> **EXERCISE**: Gather up every line that includes the string "pohlaví".

> **TASK INPUT**:
* * *

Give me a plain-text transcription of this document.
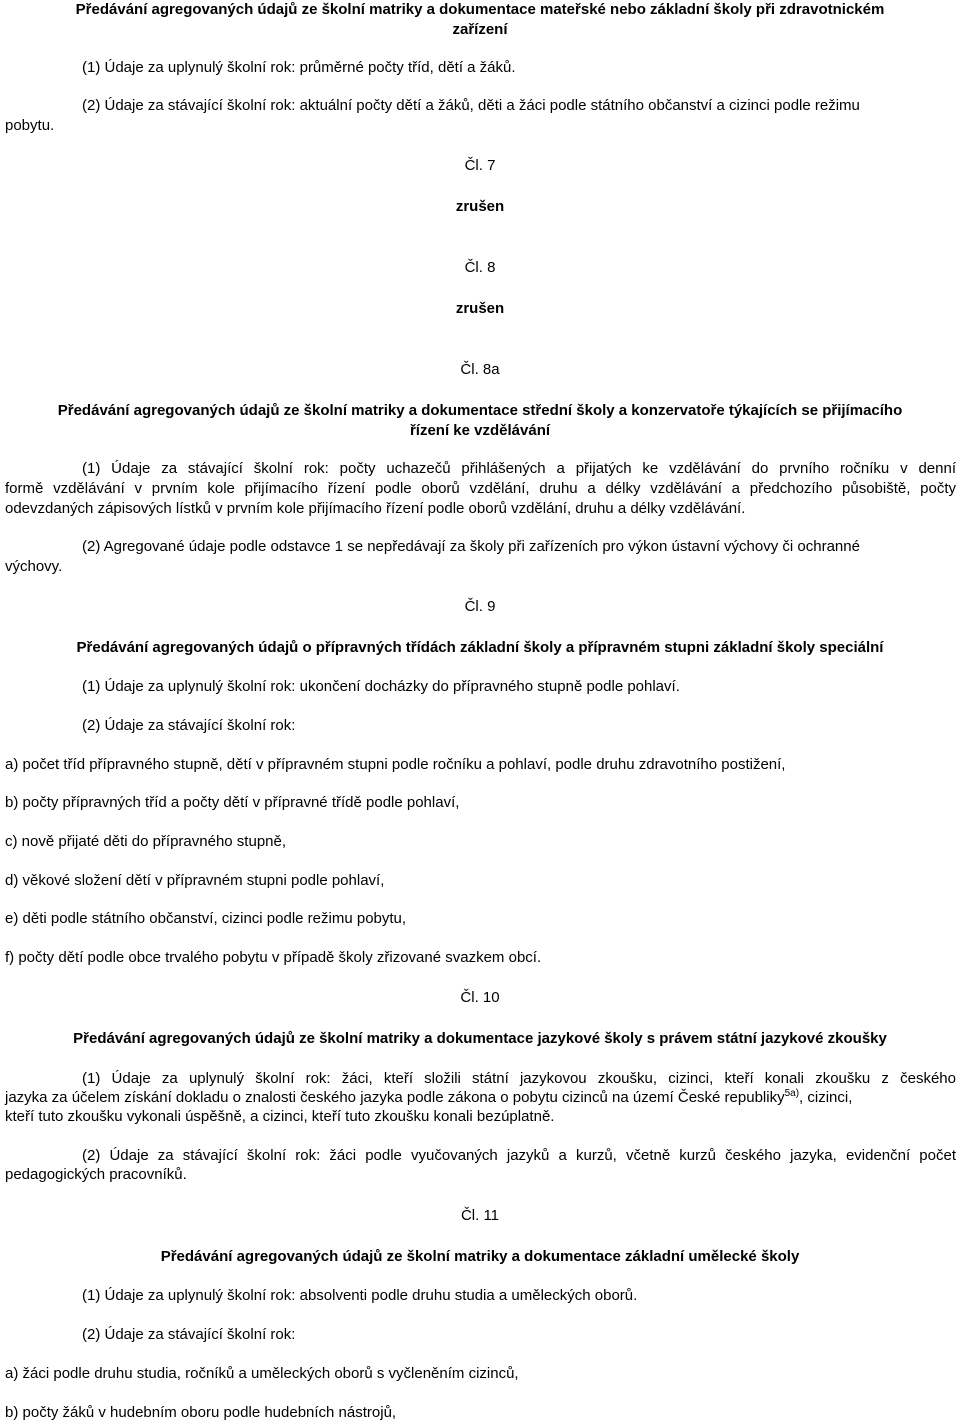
Předávání agregovaných údajů ze školní matriky a dokumentace mateřské nebo základní školy při zdravotnickém
zařízení
(1) Údaje za uplynulý školní rok: průměrné počty tříd, dětí a žáků.
(2) Údaje za stávající školní rok: aktuální počty dětí a žáků, děti a žáci podle státního občanství a cizinci podle režimu
pobytu.
Čl. 7
zrušen
Čl. 8
zrušen
Čl. 8a
Předávání agregovaných údajů ze školní matriky a dokumentace střední školy a konzervatoře týkajících se přijímacího
řízení ke vzdělávání
(1) Údaje za stávající školní rok: počty uchazečů přihlášených a přijatých ke vzdělávání do prvního ročníku v denní
formě vzdělávání v prvním kole přijímacího řízení podle oborů vzdělání, druhu a délky vzdělávání a předchozího působiště, počty
odevzdaných zápisových lístků v prvním kole přijímacího řízení podle oborů vzdělání, druhu a délky vzdělávání.
(2) Agregované údaje podle odstavce 1 se nepředávají za školy při zařízeních pro výkon ústavní výchovy či ochranné
výchovy.
Čl. 9
Předávání agregovaných údajů o přípravných třídách základní školy a přípravném stupni základní školy speciální
(1) Údaje za uplynulý školní rok: ukončení docházky do přípravného stupně podle pohlaví.
(2) Údaje za stávající školní rok:
a) počet tříd přípravného stupně, dětí v přípravném stupni podle ročníku a pohlaví, podle druhu zdravotního postižení,
b) počty přípravných tříd a počty dětí v přípravné třídě podle pohlaví,
c) nově přijaté děti do přípravného stupně,
d) věkové složení dětí v přípravném stupni podle pohlaví,
e) děti podle státního občanství, cizinci podle režimu pobytu,
f) počty dětí podle obce trvalého pobytu v případě školy zřizované svazkem obcí.
Čl. 10
Předávání agregovaných údajů ze školní matriky a dokumentace jazykové školy s právem státní jazykové zkoušky
(1) Údaje za uplynulý školní rok: žáci, kteří složili státní jazykovou zkoušku, cizinci, kteří konali zkoušku z českého
jazyka za účelem získání dokladu o znalosti českého jazyka podle zákona o pobytu cizinců na území České republiky$^{5a)}$, cizinci,
kteří tuto zkoušku vykonali úspěšně, a cizinci, kteří tuto zkoušku konali bezúplatně.
(2) Údaje za stávající školní rok: žáci podle vyučovaných jazyků a kurzů, včetně kurzů českého jazyka, evidenční počet
pedagogických pracovníků.
Čl. 11
Předávání agregovaných údajů ze školní matriky a dokumentace základní umělecké školy
(1) Údaje za uplynulý školní rok: absolventi podle druhu studia a uměleckých oborů.
(2) Údaje za stávající školní rok:
a) žáci podle druhu studia, ročníků a uměleckých oborů s vyčleněním cizinců,
b) počty žáků v hudebním oboru podle hudebních nástrojů,
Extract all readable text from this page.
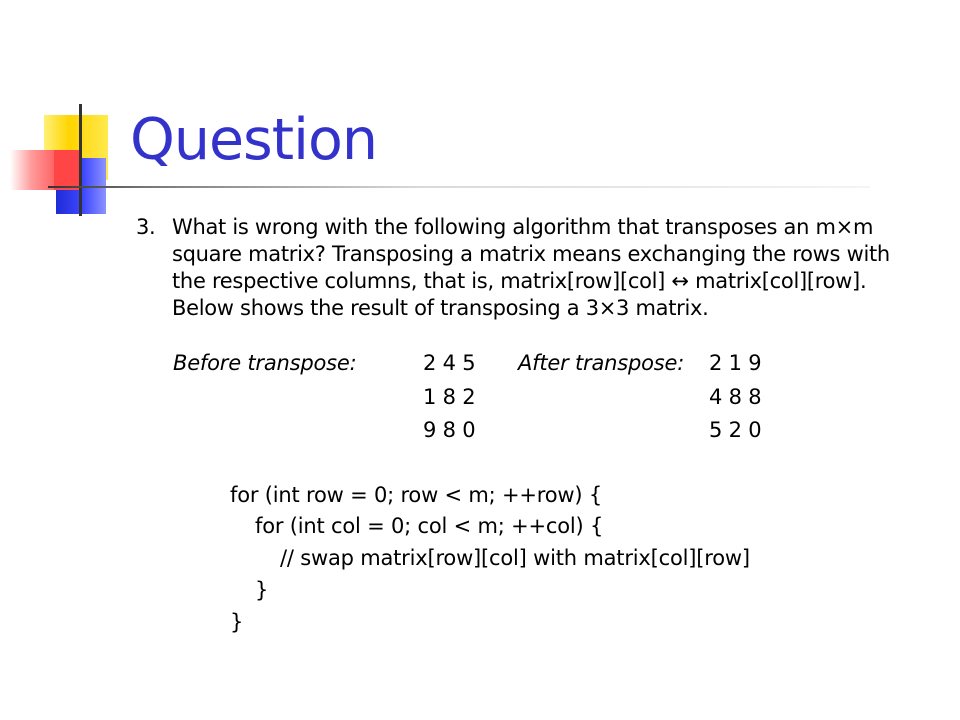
Question
3. What is wrong with the following algorithm that transposes an m×m square matrix? Transposing a matrix means exchanging the rows with the respective columns, that is, matrix[row][col] ↔ matrix[col][row]. Below shows the result of transposing a 3×3 matrix.
Before transpose:	2 4 5
1 8 2
9 8 0
After transpose: 2 1 9
4 8 8
5 2 0
for (int row = 0; row < m; ++row) {
for (int col = 0; col < m; ++col) {
// swap matrix[row][col] with matrix[col][row]
}
}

* * *

> **SOLUTION TO THE PROBLEM**:
(1) Údaje za uplynulý školní rok: ukončení docházky do přípravného stupně podle pohlaví.
a) počet tříd přípravného stupně, dětí v přípravném stupni podle ročníku a pohlaví, podle druhu zdravotního postižení,
b) počty přípravných tříd a počty dětí v přípravné třídě podle pohlaví,
d) věkové složení dětí v přípravném stupni podle pohlaví,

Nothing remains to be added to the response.